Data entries

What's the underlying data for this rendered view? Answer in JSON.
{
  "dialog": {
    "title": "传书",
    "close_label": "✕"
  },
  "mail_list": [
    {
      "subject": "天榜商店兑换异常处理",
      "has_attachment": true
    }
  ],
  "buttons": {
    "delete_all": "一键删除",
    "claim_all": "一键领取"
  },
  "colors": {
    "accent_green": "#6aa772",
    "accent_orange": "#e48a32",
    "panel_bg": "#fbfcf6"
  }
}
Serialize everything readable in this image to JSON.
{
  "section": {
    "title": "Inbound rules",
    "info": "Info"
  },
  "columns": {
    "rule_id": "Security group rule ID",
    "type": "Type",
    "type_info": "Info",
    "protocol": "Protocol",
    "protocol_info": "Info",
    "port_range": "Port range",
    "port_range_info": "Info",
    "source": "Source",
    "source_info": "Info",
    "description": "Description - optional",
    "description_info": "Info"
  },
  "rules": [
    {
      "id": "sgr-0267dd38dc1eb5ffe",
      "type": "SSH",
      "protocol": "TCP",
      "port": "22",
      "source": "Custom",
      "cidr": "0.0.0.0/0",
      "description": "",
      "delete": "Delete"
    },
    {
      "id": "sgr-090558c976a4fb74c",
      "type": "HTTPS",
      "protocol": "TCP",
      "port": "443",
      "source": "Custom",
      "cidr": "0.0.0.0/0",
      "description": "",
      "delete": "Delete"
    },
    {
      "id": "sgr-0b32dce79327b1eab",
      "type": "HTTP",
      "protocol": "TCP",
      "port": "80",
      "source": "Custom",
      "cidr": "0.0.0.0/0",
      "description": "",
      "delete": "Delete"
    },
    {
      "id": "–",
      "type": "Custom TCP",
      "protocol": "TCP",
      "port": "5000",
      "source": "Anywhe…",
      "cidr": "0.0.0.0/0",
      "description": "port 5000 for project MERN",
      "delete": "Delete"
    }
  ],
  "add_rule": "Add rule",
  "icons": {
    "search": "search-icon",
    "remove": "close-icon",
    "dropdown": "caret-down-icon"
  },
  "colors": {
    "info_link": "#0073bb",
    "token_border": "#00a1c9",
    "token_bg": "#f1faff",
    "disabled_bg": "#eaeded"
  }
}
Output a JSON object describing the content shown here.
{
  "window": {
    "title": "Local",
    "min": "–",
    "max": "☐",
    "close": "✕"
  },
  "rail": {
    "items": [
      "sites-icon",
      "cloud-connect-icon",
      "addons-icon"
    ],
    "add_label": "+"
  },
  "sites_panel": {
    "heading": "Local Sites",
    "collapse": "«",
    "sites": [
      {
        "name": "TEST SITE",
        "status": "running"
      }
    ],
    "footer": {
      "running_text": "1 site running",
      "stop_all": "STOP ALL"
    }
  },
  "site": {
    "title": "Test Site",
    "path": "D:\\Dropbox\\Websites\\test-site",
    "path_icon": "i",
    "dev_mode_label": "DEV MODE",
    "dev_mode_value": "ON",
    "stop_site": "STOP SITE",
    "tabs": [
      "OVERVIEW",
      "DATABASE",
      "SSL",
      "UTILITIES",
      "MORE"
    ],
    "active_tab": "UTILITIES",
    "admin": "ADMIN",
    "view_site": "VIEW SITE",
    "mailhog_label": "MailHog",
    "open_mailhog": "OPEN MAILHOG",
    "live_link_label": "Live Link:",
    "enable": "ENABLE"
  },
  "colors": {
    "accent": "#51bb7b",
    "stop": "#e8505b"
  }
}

▶ Given exercise:
Print out every entry, keeping each one exact.

▶ Exercise solution:
What's the underlying data for this rendered view? Answer in JSON.
{
  "dialog": {
    "title": "传书",
    "close_label": "✕"
  },
  "mail_list": [
    {
      "subject": "天榜商店兑换异常处理",
      "has_attachment": true
    }
  ],
  "buttons": {
    "delete_all": "一键删除",
    "claim_all": "一键领取"
  },
  "colors": {
    "accent_green": "#6aa772",
    "accent_orange": "#e48a32",
    "panel_bg": "#fbfcf6"
  }
}
Serialize everything readable in this image to JSON.
{
  "section": {
    "title": "Inbound rules",
    "info": "Info"
  },
  "columns": {
    "rule_id": "Security group rule ID",
    "type": "Type",
    "type_info": "Info",
    "protocol": "Protocol",
    "protocol_info": "Info",
    "port_range": "Port range",
    "port_range_info": "Info",
    "source": "Source",
    "source_info": "Info",
    "description": "Description - optional",
    "description_info": "Info"
  },
  "rules": [
    {
      "id": "sgr-0267dd38dc1eb5ffe",
      "type": "SSH",
      "protocol": "TCP",
      "port": "22",
      "source": "Custom",
      "cidr": "0.0.0.0/0",
      "description": "",
      "delete": "Delete"
    },
    {
      "id": "sgr-090558c976a4fb74c",
      "type": "HTTPS",
      "protocol": "TCP",
      "port": "443",
      "source": "Custom",
      "cidr": "0.0.0.0/0",
      "description": "",
      "delete": "Delete"
    },
    {
      "id": "sgr-0b32dce79327b1eab",
      "type": "HTTP",
      "protocol": "TCP",
      "port": "80",
      "source": "Custom",
      "cidr": "0.0.0.0/0",
      "description": "",
      "delete": "Delete"
    },
    {
      "id": "–",
      "type": "Custom TCP",
      "protocol": "TCP",
      "port": "5000",
      "source": "Anywhe…",
      "cidr": "0.0.0.0/0",
      "description": "port 5000 for project MERN",
      "delete": "Delete"
    }
  ],
  "add_rule": "Add rule",
  "icons": {
    "search": "search-icon",
    "remove": "close-icon",
    "dropdown": "caret-down-icon"
  },
  "colors": {
    "info_link": "#0073bb",
    "token_border": "#00a1c9",
    "token_bg": "#f1faff",
    "disabled_bg": "#eaeded"
  }
}
Output a JSON object describing the content shown here.
{
  "window": {
    "title": "Local",
    "min": "–",
    "max": "☐",
    "close": "✕"
  },
  "rail": {
    "items": [
      "sites-icon",
      "cloud-connect-icon",
      "addons-icon"
    ],
    "add_label": "+"
  },
  "sites_panel": {
    "heading": "Local Sites",
    "collapse": "«",
    "sites": [
      {
        "name": "TEST SITE",
        "status": "running"
      }
    ],
    "footer": {
      "running_text": "1 site running",
      "stop_all": "STOP ALL"
    }
  },
  "site": {
    "title": "Test Site",
    "path": "D:\\Dropbox\\Websites\\test-site",
    "path_icon": "i",
    "dev_mode_label": "DEV MODE",
    "dev_mode_value": "ON",
    "stop_site": "STOP SITE",
    "tabs": [
      "OVERVIEW",
      "DATABASE",
      "SSL",
      "UTILITIES",
      "MORE"
    ],
    "active_tab": "UTILITIES",
    "admin": "ADMIN",
    "view_site": "VIEW SITE",
    "mailhog_label": "MailHog",
    "open_mailhog": "OPEN MAILHOG",
    "live_link_label": "Live Link:",
    "enable": "ENABLE"
  },
  "colors": {
    "accent": "#51bb7b",
    "stop": "#e8505b"
  }
}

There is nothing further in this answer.